→ Instructions for the task
Starting at the first row and ending at the line that contains "x-tick-label: 35-44 xyxy=(572,396,608,412)", put each line into a JSON list of strings, one string per line, skipping any blank lines.

═════ The records

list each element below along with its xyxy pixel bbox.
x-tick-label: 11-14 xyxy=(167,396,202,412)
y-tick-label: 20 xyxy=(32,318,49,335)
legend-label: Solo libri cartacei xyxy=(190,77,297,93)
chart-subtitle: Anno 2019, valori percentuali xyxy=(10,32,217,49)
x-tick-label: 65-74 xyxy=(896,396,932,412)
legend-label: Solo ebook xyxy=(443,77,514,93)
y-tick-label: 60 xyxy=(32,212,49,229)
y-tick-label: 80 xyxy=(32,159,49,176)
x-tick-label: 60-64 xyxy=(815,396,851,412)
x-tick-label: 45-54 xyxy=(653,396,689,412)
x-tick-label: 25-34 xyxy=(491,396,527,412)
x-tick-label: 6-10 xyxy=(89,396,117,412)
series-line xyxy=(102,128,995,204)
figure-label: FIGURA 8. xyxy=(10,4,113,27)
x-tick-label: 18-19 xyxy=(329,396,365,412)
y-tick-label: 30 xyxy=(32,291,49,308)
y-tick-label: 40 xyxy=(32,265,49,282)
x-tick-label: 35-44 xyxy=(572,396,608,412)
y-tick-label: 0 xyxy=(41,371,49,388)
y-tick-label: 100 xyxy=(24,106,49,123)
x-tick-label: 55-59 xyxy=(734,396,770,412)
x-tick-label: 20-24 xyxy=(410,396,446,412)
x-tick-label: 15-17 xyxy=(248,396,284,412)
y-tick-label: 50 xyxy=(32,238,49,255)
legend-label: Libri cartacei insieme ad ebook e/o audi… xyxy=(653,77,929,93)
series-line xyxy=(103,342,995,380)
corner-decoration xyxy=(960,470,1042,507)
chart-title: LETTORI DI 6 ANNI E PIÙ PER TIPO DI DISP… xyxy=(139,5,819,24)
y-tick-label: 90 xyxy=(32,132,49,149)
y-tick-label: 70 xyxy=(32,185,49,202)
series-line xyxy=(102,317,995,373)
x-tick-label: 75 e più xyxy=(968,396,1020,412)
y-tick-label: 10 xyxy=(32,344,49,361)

══════════

→ Right answer
[
  "list each element below along with its xyxy pixel bbox.",
  "x-tick-label: 11-14 xyxy=(167,396,202,412)",
  "y-tick-label: 20 xyxy=(32,318,49,335)",
  "legend-label: Solo libri cartacei xyxy=(190,77,297,93)",
  "chart-subtitle: Anno 2019, valori percentuali xyxy=(10,32,217,49)",
  "x-tick-label: 65-74 xyxy=(896,396,932,412)",
  "legend-label: Solo ebook xyxy=(443,77,514,93)",
  "y-tick-label: 60 xyxy=(32,212,49,229)",
  "y-tick-label: 80 xyxy=(32,159,49,176)",
  "x-tick-label: 60-64 xyxy=(815,396,851,412)",
  "x-tick-label: 45-54 xyxy=(653,396,689,412)",
  "x-tick-label: 25-34 xyxy=(491,396,527,412)",
  "x-tick-label: 6-10 xyxy=(89,396,117,412)",
  "series-line xyxy=(102,128,995,204)",
  "figure-label: FIGURA 8. xyxy=(10,4,113,27)",
  "x-tick-label: 18-19 xyxy=(329,396,365,412)",
  "y-tick-label: 30 xyxy=(32,291,49,308)",
  "y-tick-label: 40 xyxy=(32,265,49,282)",
  "x-tick-label: 35-44 xyxy=(572,396,608,412)"
]